WHAT YOU SHOULD DO: The listing below is to be output in its exact form.
#### MATERIAL TO PROCESS
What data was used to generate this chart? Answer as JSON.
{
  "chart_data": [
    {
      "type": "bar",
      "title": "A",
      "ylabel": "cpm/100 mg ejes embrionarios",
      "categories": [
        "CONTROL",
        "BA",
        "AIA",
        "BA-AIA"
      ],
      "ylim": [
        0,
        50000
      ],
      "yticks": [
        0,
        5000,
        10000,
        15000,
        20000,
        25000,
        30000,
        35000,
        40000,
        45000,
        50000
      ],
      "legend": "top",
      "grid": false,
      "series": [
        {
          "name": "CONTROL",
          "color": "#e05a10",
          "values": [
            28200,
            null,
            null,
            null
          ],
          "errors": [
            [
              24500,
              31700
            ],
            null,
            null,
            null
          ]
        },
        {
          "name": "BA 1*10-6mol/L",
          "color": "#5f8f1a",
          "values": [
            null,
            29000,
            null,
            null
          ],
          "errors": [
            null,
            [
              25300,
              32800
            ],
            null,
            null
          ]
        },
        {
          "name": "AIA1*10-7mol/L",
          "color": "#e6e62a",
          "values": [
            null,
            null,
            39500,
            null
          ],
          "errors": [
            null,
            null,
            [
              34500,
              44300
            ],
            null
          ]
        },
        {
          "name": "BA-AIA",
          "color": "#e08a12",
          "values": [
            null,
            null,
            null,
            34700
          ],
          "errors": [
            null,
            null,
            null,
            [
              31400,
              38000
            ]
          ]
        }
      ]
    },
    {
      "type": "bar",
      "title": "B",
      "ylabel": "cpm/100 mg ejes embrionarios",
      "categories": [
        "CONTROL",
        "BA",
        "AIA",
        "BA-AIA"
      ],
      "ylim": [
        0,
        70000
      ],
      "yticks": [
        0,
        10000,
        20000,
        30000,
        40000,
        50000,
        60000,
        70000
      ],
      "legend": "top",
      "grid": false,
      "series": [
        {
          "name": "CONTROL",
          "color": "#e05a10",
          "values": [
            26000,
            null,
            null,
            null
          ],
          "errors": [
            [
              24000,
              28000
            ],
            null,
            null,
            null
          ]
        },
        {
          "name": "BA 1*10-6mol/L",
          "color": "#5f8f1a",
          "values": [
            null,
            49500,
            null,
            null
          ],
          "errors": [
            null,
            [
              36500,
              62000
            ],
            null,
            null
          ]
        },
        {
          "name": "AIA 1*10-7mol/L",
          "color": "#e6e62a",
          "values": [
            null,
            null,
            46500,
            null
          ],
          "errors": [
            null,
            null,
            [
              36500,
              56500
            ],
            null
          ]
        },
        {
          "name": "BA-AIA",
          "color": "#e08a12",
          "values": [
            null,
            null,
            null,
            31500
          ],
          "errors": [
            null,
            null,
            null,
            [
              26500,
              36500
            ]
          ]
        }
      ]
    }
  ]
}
########
EXERCISE RESULT:
What data was used to generate this chart? Answer as JSON.
{
  "chart_data": [
    {
      "type": "bar",
      "title": "A",
      "ylabel": "cpm/100 mg ejes embrionarios",
      "categories": [
        "CONTROL",
        "BA",
        "AIA",
        "BA-AIA"
      ],
      "ylim": [
        0,
        50000
      ],
      "yticks": [
        0,
        5000,
        10000,
        15000,
        20000,
        25000,
        30000,
        35000,
        40000,
        45000,
        50000
      ],
      "legend": "top",
      "grid": false,
      "series": [
        {
          "name": "CONTROL",
          "color": "#e05a10",
          "values": [
            28200,
            null,
            null,
            null
          ],
          "errors": [
            [
              24500,
              31700
            ],
            null,
            null,
            null
          ]
        },
        {
          "name": "BA 1*10-6mol/L",
          "color": "#5f8f1a",
          "values": [
            null,
            29000,
            null,
            null
          ],
          "errors": [
            null,
            [
              25300,
              32800
            ],
            null,
            null
          ]
        },
        {
          "name": "AIA1*10-7mol/L",
          "color": "#e6e62a",
          "values": [
            null,
            null,
            39500,
            null
          ],
          "errors": [
            null,
            null,
            [
              34500,
              44300
            ],
            null
          ]
        },
        {
          "name": "BA-AIA",
          "color": "#e08a12",
          "values": [
            null,
            null,
            null,
            34700
          ],
          "errors": [
            null,
            null,
            null,
            [
              31400,
              38000
            ]
          ]
        }
      ]
    },
    {
      "type": "bar",
      "title": "B",
      "ylabel": "cpm/100 mg ejes embrionarios",
      "categories": [
        "CONTROL",
        "BA",
        "AIA",
        "BA-AIA"
      ],
      "ylim": [
        0,
        70000
      ],
      "yticks": [
        0,
        10000,
        20000,
        30000,
        40000,
        50000,
        60000,
        70000
      ],
      "legend": "top",
      "grid": false,
      "series": [
        {
          "name": "CONTROL",
          "color": "#e05a10",
          "values": [
            26000,
            null,
            null,
            null
          ],
          "errors": [
            [
              24000,
              28000
            ],
            null,
            null,
            null
          ]
        },
        {
          "name": "BA 1*10-6mol/L",
          "color": "#5f8f1a",
          "values": [
            null,
            49500,
            null,
            null
          ],
          "errors": [
            null,
            [
              36500,
              62000
            ],
            null,
            null
          ]
        },
        {
          "name": "AIA 1*10-7mol/L",
          "color": "#e6e62a",
          "values": [
            null,
            null,
            46500,
            null
          ],
          "errors": [
            null,
            null,
            [
              36500,
              56500
            ],
            null
          ]
        },
        {
          "name": "BA-AIA",
          "color": "#e08a12",
          "values": [
            null,
            null,
            null,
            31500
          ],
          "errors": [
            null,
            null,
            null,
            [
              26500,
              36500
            ]
          ]
        }
      ]
    }
  ]
}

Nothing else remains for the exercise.